# SELECTED PASSAGE
◆ ◆ ◆ ◆ ◆

From ead068f0c6867fc9f0550147f52c727e8a7a35ae Mon Sep 17 00:00:00 2001
From: Christian Lorentzen <lorentzen.ch@gmail.com>
Date: Fri, 15 Sep 2023 20:25:55 +0200
Subject: [PATCH 03/20] ENH sample weight rescaling after class weights

---
 sklearn/linear_model/_logistic.py           | 24 ++++++-----
 sklearn/linear_model/tests/test_logistic.py | 45 ++++-----------------
 2 files changed, 20 insertions(+), 49 deletions(-)

diff --git a/sklearn/linear_model/_logistic.py b/sklearn/linear_model/_logistic.py
index cc2cd25a72156..c0badd03c078e 100644
--- a/sklearn/linear_model/_logistic.py
+++ b/sklearn/linear_model/_logistic.py
@@ -306,17 +306,6 @@ def _logistic_regression_path(
 
     if sample_weight is not None or class_weight is not None:
         sample_weight = _check_sample_weight(sample_weight, X, dtype=X.dtype, copy=True)
-    # IMPORTANT NOTE:
-    # All solvers relying on LinearModelLoss need to scale the penalty with n_samples
-    # or the sum of sample weights as the here implemented logistic regression
-    # objective is (unfortunately)
-    #     C * sum(pointwise_loss) + penalty
-    # instead of (as LinearModelLoss does)
-    #     mean(pointwise_loss) + 1/C * penalty
-    if solver in ["lbfgs", "newton-cg", "newton-cholesky"]:
-        # This needs to be calculated before sample_weight is multiplied by
-        # class_weight.
-        sw_sum = n_samples if sample_weight is None else np.sum(sample_weight)
 
     # If class_weights is a dict (provided by the user), the weights
     # are assigned to the original labels. If it is "balanced", then
@@ -369,6 +358,19 @@ def _logistic_regression_path(
             (classes.size, n_features + int(fit_intercept)), order="F", dtype=X.dtype
         )
 
+    # IMPORTANT NOTE:
+    # All solvers relying on LinearModelLoss need to scale the penalty with n_samples
+    # or the sum of sample weights because the implemented logistic regression
+    # objective here is (unfortunately)
+    #     C * sum(pointwise_loss) + penalty
+    # instead of (as LinearModelLoss does)
+    #     mean(pointwise_loss) + 1/C * penalty
+    if solver in ["lbfgs", "newton-cg", "newton-cholesky"]:
+        # This needs to be calculated after sample_weight is multiplied by
+        # class_weight. It is even tested that passing class_weight is equivalent to
+        # passing sample_weights according to class_weight.

◆ ◆ ◆ ◆ ◆

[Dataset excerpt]
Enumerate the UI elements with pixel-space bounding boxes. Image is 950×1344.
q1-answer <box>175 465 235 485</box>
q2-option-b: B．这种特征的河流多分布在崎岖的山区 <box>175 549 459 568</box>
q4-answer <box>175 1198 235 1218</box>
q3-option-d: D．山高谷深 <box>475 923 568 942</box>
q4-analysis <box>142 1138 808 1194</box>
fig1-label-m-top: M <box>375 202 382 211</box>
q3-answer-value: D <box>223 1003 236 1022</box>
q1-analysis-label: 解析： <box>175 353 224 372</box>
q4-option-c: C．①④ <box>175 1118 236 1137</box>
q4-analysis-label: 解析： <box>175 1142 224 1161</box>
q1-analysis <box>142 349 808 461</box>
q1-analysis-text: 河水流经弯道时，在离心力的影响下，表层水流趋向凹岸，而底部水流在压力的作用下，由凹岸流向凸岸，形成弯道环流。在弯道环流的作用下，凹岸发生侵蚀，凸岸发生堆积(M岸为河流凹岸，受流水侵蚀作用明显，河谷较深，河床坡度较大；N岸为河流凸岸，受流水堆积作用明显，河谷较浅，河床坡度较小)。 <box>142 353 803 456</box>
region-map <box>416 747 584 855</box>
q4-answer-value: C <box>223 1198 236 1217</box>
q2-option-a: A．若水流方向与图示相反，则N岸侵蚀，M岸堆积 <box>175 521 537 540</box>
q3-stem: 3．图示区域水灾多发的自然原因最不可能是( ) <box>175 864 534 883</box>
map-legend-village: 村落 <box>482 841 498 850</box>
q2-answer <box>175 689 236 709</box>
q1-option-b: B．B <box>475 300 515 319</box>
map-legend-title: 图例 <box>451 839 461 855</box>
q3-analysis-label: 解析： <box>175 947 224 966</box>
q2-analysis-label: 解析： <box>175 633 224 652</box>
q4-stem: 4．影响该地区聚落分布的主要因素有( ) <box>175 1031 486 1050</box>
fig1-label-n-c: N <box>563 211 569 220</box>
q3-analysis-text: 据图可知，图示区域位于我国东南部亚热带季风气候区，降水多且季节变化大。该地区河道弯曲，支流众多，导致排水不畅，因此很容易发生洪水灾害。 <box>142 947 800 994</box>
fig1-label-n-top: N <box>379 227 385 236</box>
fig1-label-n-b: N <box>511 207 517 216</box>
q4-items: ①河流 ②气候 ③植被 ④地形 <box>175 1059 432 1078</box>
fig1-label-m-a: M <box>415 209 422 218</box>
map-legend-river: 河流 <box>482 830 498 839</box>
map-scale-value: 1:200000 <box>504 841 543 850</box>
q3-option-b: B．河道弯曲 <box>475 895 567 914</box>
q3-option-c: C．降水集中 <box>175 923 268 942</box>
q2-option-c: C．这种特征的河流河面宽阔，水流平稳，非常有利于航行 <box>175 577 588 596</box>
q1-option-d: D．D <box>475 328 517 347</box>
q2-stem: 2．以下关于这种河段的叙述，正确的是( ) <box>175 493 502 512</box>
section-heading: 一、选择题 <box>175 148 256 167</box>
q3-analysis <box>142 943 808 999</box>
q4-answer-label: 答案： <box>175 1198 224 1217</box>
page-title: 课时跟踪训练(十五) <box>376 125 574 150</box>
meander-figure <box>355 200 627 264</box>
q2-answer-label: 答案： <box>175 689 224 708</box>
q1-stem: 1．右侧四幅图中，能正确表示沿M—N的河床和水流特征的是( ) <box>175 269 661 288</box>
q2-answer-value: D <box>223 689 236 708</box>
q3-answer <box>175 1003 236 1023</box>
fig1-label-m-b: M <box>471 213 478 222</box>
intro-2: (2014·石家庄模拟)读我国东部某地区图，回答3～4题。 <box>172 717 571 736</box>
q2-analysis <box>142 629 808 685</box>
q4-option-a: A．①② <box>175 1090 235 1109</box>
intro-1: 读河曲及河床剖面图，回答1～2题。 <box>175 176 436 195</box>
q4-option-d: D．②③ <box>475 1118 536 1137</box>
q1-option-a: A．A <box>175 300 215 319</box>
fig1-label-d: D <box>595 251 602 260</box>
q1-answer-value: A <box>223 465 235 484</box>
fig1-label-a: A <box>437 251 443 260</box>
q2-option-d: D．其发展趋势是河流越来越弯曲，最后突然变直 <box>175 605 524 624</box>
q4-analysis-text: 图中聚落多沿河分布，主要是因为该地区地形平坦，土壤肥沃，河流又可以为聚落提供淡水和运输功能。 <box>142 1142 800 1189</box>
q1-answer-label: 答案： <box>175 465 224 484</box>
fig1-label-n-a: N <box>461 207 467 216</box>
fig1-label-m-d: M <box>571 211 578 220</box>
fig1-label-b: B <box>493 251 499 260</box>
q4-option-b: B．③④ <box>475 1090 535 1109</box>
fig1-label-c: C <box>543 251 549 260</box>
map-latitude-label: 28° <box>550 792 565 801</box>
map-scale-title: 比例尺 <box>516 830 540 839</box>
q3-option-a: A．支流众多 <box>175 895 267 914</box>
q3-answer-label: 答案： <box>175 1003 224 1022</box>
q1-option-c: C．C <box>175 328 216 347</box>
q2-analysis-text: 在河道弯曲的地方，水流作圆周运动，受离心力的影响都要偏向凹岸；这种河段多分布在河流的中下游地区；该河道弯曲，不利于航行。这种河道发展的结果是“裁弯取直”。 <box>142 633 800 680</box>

◆ ◆ ◆ ◆ ◆

# WHAT YOU NEED TO DO
1. Condense the removed block in the scikit-learn patch that begins "# IMPORTANT NOTE:" and ends with the `sw_sum` assignment into a short bulleted list that keeps its main facts.
2. Carry the scikit-learn patch forward from its final line.

# SET OF ANSWERS
1.
- Solvers relying on LinearModelLoss (lbfgs, newton-cg, newton-cholesky) must scale the penalty by n_samples or by the sum of sample weights.
- The logistic regression objective implemented here is C * sum(pointwise_loss) + penalty, while LinearModelLoss uses mean(pointwise_loss) + 1/C * penalty.
- For those solvers, `sw_sum` is n_samples when `sample_weight` is None and `np.sum(sample_weight)` otherwise.
- This value must be calculated before `sample_weight` is multiplied by `class_weight`.

2.
+        sw_sum = n_samples if sample_weight is None else np.sum(sample_weight)
+
     if coef is not None:
         # it must work both giving the bias term and not
         if multi_class == "ovr":
diff --git a/sklearn/linear_model/tests/test_logistic.py b/sklearn/linear_model/tests/test_logistic.py
index dc7bba2518b20..8cdab6f041307 100644
--- a/sklearn/linear_model/tests/test_logistic.py
+++ b/sklearn/linear_model/tests/test_logistic.py
@@ -754,28 +754,6 @@ def test_logistic_regressioncv_class_weights(weight, class_weight, global_random
     clf_lbfgs = LogisticRegressionCV(solver="lbfgs", **params)
     clf_lbfgs.fit(X, y)
 
-    from sklearn.linear_model._linear_loss import LinearModelLoss
-    from sklearn._loss.loss import HalfMultinomialLoss, HalfBinomialLoss
-
-    if n_classes > 2:
-        loss = LinearModelLoss(
-            base_loss=HalfMultinomialLoss(n_classes=n_classes),
-            fit_intercept=False,
-        )
-    else:
-        loss = LinearModelLoss(
-            base_loss=HalfBinomialLoss(),
-            fit_intercept=False,
-        )
-    l_lbfgs = loss.loss(
-        coef=clf_lbfgs.coef_.squeeze(),
-        X=X,
-        y=LabelEncoder().fit_transform(y).astype(float),
-        sample_weight=None,
-        l2_reg_strength=1 / 20,
-    )
-    print(f"loss lbfgs = {l_lbfgs} C_={clf_lbfgs.C_}")
-
     for solver in set(SOLVERS) - set(["lbfgs"]):
         clf = LogisticRegressionCV(solver=solver, **params)
         if solver in ("sag", "saga"):
@@ -784,15 +762,6 @@ def test_logistic_regressioncv_class_weights(weight, class_weight, global_random
             )
         clf.fit(X, y)
 
-        l_solver = loss.loss(
-            coef=clf.coef_.squeeze(),
-            X=X,
-            y=LabelEncoder().fit_transform(y).astype(float),
-            sample_weight=None,
-            l2_reg_strength=1 / 20,
-        )
-        print(f"loss {solver} = {l_solver} C_={clf.C_}")
-
         assert_allclose(
             clf.coef_, clf_lbfgs.coef_, rtol=1e-3, err_msg=f"{solver} vs lbfgs"
         )
@@ -820,7 +789,7 @@ def test_logistic_regression_sample_weights():
 
         # Test that sample weights work the same with the lbfgs,
         # newton-cg, newton-cholesky and 'sag' solvers
-        clf_sw_lbfgs = LR(**kw)
+        clf_sw_lbfgs = LR(**kw, tol=1e-5)
         clf_sw_lbfgs.fit(X, y, sample_weight=sample_weight)
         for solver in set(SOLVERS) - set(("lbfgs", "saga")):
             clf_sw = LR(solver=solver, tol=1e-10 if solver == "sag" else 1e-5, **kw)
@@ -946,9 +915,9 @@ def test_logistic_regression_multinomial():
 
     # 'lbfgs' is used as a referenced
     solver = "lbfgs"
-    ref_i = LogisticRegression(solver=solver, multi_class="multinomial")
+    ref_i = LogisticRegression(solver=solver, multi_class="multinomial", tol=1e-6)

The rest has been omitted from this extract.